▸ Your instructions
Repeat, without any change, the entries presented below.

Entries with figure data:
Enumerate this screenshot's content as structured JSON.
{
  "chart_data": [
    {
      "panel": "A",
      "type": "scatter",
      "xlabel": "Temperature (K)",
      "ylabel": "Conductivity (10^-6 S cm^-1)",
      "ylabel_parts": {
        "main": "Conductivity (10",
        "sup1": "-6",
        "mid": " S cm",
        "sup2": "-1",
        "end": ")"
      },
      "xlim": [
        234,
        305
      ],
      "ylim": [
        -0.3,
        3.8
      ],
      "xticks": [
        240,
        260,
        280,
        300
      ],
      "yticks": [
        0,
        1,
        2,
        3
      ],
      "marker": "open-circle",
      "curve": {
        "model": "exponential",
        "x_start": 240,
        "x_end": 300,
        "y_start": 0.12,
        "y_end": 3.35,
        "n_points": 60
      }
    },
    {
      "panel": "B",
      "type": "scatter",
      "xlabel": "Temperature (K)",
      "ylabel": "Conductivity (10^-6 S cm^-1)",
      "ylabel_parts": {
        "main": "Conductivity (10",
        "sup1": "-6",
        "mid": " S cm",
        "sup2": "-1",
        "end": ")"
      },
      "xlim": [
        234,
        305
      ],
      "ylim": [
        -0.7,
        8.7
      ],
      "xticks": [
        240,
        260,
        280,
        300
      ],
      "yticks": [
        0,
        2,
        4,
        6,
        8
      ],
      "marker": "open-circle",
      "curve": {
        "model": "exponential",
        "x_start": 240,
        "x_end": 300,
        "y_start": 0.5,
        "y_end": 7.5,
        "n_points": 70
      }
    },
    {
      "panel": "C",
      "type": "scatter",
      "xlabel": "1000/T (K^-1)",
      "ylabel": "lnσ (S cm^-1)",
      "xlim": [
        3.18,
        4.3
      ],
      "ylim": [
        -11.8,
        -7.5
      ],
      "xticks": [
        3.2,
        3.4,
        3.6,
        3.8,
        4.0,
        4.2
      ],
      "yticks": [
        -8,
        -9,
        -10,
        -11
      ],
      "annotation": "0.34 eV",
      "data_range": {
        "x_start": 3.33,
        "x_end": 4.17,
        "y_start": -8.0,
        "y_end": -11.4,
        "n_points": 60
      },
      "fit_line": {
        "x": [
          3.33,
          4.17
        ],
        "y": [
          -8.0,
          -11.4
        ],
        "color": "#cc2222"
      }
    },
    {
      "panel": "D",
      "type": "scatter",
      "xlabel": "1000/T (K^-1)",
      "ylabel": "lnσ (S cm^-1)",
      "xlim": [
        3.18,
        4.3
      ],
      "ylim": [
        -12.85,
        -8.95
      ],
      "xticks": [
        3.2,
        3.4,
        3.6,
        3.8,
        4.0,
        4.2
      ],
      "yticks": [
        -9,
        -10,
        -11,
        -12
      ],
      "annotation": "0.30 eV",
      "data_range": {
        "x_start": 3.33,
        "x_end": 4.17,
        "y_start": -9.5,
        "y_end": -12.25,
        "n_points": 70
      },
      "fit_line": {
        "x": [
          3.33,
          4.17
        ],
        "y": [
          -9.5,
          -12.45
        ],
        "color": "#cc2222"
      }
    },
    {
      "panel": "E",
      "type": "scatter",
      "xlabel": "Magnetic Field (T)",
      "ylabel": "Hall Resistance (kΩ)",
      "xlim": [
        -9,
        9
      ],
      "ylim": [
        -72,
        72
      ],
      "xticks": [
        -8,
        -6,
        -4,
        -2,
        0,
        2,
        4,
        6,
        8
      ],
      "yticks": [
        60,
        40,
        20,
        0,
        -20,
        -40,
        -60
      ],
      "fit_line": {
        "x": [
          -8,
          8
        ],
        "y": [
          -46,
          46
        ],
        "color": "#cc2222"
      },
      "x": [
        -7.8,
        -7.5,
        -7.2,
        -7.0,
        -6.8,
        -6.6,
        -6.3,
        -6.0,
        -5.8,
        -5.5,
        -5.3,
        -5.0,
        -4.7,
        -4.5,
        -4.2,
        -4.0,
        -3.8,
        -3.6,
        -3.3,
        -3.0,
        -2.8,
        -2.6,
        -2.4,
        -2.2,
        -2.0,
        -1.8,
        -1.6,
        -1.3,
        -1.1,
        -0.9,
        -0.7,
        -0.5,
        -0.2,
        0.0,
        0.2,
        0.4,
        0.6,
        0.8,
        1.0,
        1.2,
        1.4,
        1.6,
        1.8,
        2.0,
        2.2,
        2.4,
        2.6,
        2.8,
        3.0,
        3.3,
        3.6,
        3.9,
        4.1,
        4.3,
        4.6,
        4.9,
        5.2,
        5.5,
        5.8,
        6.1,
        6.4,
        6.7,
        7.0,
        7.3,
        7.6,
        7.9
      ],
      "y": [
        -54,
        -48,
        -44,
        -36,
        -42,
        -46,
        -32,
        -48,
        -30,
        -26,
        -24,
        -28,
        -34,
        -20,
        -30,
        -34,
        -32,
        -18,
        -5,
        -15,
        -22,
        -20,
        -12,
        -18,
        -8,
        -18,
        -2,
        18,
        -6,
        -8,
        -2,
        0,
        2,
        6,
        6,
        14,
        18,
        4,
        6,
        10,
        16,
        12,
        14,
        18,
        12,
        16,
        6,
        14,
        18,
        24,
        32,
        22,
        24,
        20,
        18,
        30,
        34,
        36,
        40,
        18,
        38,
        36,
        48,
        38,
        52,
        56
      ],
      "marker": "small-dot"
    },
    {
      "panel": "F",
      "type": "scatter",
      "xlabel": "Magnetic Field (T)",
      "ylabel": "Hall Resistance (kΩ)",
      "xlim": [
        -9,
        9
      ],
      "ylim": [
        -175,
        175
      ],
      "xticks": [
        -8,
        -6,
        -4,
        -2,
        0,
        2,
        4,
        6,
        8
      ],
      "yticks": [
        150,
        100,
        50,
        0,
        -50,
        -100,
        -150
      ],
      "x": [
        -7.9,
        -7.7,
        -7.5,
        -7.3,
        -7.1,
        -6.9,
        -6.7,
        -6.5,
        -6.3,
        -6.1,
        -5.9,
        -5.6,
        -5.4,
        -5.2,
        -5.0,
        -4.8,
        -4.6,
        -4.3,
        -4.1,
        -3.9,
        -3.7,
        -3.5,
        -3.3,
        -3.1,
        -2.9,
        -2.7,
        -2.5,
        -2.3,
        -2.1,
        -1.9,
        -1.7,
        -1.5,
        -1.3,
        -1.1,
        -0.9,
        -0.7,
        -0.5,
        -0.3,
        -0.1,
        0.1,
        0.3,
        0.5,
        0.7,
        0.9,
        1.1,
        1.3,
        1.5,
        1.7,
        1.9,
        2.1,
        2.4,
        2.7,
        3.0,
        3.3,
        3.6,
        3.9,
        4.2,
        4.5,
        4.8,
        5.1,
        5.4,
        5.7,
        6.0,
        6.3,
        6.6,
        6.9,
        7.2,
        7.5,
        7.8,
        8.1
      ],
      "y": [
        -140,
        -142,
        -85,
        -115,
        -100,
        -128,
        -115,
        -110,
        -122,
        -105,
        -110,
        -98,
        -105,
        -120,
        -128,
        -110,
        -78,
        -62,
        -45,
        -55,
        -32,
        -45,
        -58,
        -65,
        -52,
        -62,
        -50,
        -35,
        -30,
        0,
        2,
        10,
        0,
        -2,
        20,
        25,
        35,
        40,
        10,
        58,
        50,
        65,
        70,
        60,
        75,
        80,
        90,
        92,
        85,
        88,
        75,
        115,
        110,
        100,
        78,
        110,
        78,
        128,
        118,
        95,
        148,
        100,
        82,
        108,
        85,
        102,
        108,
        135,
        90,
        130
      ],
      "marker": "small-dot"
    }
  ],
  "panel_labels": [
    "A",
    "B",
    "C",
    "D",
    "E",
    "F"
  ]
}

▸ Worked answer
Enumerate this screenshot's content as structured JSON.
{
  "chart_data": [
    {
      "panel": "A",
      "type": "scatter",
      "xlabel": "Temperature (K)",
      "ylabel": "Conductivity (10^-6 S cm^-1)",
      "ylabel_parts": {
        "main": "Conductivity (10",
        "sup1": "-6",
        "mid": " S cm",
        "sup2": "-1",
        "end": ")"
      },
      "xlim": [
        234,
        305
      ],
      "ylim": [
        -0.3,
        3.8
      ],
      "xticks": [
        240,
        260,
        280,
        300
      ],
      "yticks": [
        0,
        1,
        2,
        3
      ],
      "marker": "open-circle",
      "curve": {
        "model": "exponential",
        "x_start": 240,
        "x_end": 300,
        "y_start": 0.12,
        "y_end": 3.35,
        "n_points": 60
      }
    },
    {
      "panel": "B",
      "type": "scatter",
      "xlabel": "Temperature (K)",
      "ylabel": "Conductivity (10^-6 S cm^-1)",
      "ylabel_parts": {
        "main": "Conductivity (10",
        "sup1": "-6",
        "mid": " S cm",
        "sup2": "-1",
        "end": ")"
      },
      "xlim": [
        234,
        305
      ],
      "ylim": [
        -0.7,
        8.7
      ],
      "xticks": [
        240,
        260,
        280,
        300
      ],
      "yticks": [
        0,
        2,
        4,
        6,
        8
      ],
      "marker": "open-circle",
      "curve": {
        "model": "exponential",
        "x_start": 240,
        "x_end": 300,
        "y_start": 0.5,
        "y_end": 7.5,
        "n_points": 70
      }
    },
    {
      "panel": "C",
      "type": "scatter",
      "xlabel": "1000/T (K^-1)",
      "ylabel": "lnσ (S cm^-1)",
      "xlim": [
        3.18,
        4.3
      ],
      "ylim": [
        -11.8,
        -7.5
      ],
      "xticks": [
        3.2,
        3.4,
        3.6,
        3.8,
        4.0,
        4.2
      ],
      "yticks": [
        -8,
        -9,
        -10,
        -11
      ],
      "annotation": "0.34 eV",
      "data_range": {
        "x_start": 3.33,
        "x_end": 4.17,
        "y_start": -8.0,
        "y_end": -11.4,
        "n_points": 60
      },
      "fit_line": {
        "x": [
          3.33,
          4.17
        ],
        "y": [
          -8.0,
          -11.4
        ],
        "color": "#cc2222"
      }
    },
    {
      "panel": "D",
      "type": "scatter",
      "xlabel": "1000/T (K^-1)",
      "ylabel": "lnσ (S cm^-1)",
      "xlim": [
        3.18,
        4.3
      ],
      "ylim": [
        -12.85,
        -8.95
      ],
      "xticks": [
        3.2,
        3.4,
        3.6,
        3.8,
        4.0,
        4.2
      ],
      "yticks": [
        -9,
        -10,
        -11,
        -12
      ],
      "annotation": "0.30 eV",
      "data_range": {
        "x_start": 3.33,
        "x_end": 4.17,
        "y_start": -9.5,
        "y_end": -12.25,
        "n_points": 70
      },
      "fit_line": {
        "x": [
          3.33,
          4.17
        ],
        "y": [
          -9.5,
          -12.45
        ],
        "color": "#cc2222"
      }
    },
    {
      "panel": "E",
      "type": "scatter",
      "xlabel": "Magnetic Field (T)",
      "ylabel": "Hall Resistance (kΩ)",
      "xlim": [
        -9,
        9
      ],
      "ylim": [
        -72,
        72
      ],
      "xticks": [
        -8,
        -6,
        -4,
        -2,
        0,
        2,
        4,
        6,
        8
      ],
      "yticks": [
        60,
        40,
        20,
        0,
        -20,
        -40,
        -60
      ],
      "fit_line": {
        "x": [
          -8,
          8
        ],
        "y": [
          -46,
          46
        ],
        "color": "#cc2222"
      },
      "x": [
        -7.8,
        -7.5,
        -7.2,
        -7.0,
        -6.8,
        -6.6,
        -6.3,
        -6.0,
        -5.8,
        -5.5,
        -5.3,
        -5.0,
        -4.7,
        -4.5,
        -4.2,
        -4.0,
        -3.8,
        -3.6,
        -3.3,
        -3.0,
        -2.8,
        -2.6,
        -2.4,
        -2.2,
        -2.0,
        -1.8,
        -1.6,
        -1.3,
        -1.1,
        -0.9,
        -0.7,
        -0.5,
        -0.2,
        0.0,
        0.2,
        0.4,
        0.6,
        0.8,
        1.0,
        1.2,
        1.4,
        1.6,
        1.8,
        2.0,
        2.2,
        2.4,
        2.6,
        2.8,
        3.0,
        3.3,
        3.6,
        3.9,
        4.1,
        4.3,
        4.6,
        4.9,
        5.2,
        5.5,
        5.8,
        6.1,
        6.4,
        6.7,
        7.0,
        7.3,
        7.6,
        7.9
      ],
      "y": [
        -54,
        -48,
        -44,
        -36,
        -42,
        -46,
        -32,
        -48,
        -30,
        -26,
        -24,
        -28,
        -34,
        -20,
        -30,
        -34,
        -32,
        -18,
        -5,
        -15,
        -22,
        -20,
        -12,
        -18,
        -8,
        -18,
        -2,
        18,
        -6,
        -8,
        -2,
        0,
        2,
        6,
        6,
        14,
        18,
        4,
        6,
        10,
        16,
        12,
        14,
        18,
        12,
        16,
        6,
        14,
        18,
        24,
        32,
        22,
        24,
        20,
        18,
        30,
        34,
        36,
        40,
        18,
        38,
        36,
        48,
        38,
        52,
        56
      ],
      "marker": "small-dot"
    },
    {
      "panel": "F",
      "type": "scatter",
      "xlabel": "Magnetic Field (T)",
      "ylabel": "Hall Resistance (kΩ)",
      "xlim": [
        -9,
        9
      ],
      "ylim": [
        -175,
        175
      ],
      "xticks": [
        -8,
        -6,
        -4,
        -2,
        0,
        2,
        4,
        6,
        8
      ],
      "yticks": [
        150,
        100,
        50,
        0,
        -50,
        -100,
        -150
      ],
      "x": [
        -7.9,
        -7.7,
        -7.5,
        -7.3,
        -7.1,
        -6.9,
        -6.7,
        -6.5,
        -6.3,
        -6.1,
        -5.9,
        -5.6,
        -5.4,
        -5.2,
        -5.0,
        -4.8,
        -4.6,
        -4.3,
        -4.1,
        -3.9,
        -3.7,
        -3.5,
        -3.3,
        -3.1,
        -2.9,
        -2.7,
        -2.5,
        -2.3,
        -2.1,
        -1.9,
        -1.7,
        -1.5,
        -1.3,
        -1.1,
        -0.9,
        -0.7,
        -0.5,
        -0.3,
        -0.1,
        0.1,
        0.3,
        0.5,
        0.7,
        0.9,
        1.1,
        1.3,
        1.5,
        1.7,
        1.9,
        2.1,
        2.4,
        2.7,
        3.0,
        3.3,
        3.6,
        3.9,
        4.2,
        4.5,
        4.8,
        5.1,
        5.4,
        5.7,
        6.0,
        6.3,
        6.6,
        6.9,
        7.2,
        7.5,
        7.8,
        8.1
      ],
      "y": [
        -140,
        -142,
        -85,
        -115,
        -100,
        -128,
        -115,
        -110,
        -122,
        -105,
        -110,
        -98,
        -105,
        -120,
        -128,
        -110,
        -78,
        -62,
        -45,
        -55,
        -32,
        -45,
        -58,
        -65,
        -52,
        -62,
        -50,
        -35,
        -30,
        0,
        2,
        10,
        0,
        -2,
        20,
        25,
        35,
        40,
        10,
        58,
        50,
        65,
        70,
        60,
        75,
        80,
        90,
        92,
        85,
        88,
        75,
        115,
        110,
        100,
        78,
        110,
        78,
        128,
        118,
        95,
        148,
        100,
        82,
        108,
        85,
        102,
        108,
        135,
        90,
        130
      ],
      "marker": "small-dot"
    }
  ],
  "panel_labels": [
    "A",
    "B",
    "C",
    "D",
    "E",
    "F"
  ]
}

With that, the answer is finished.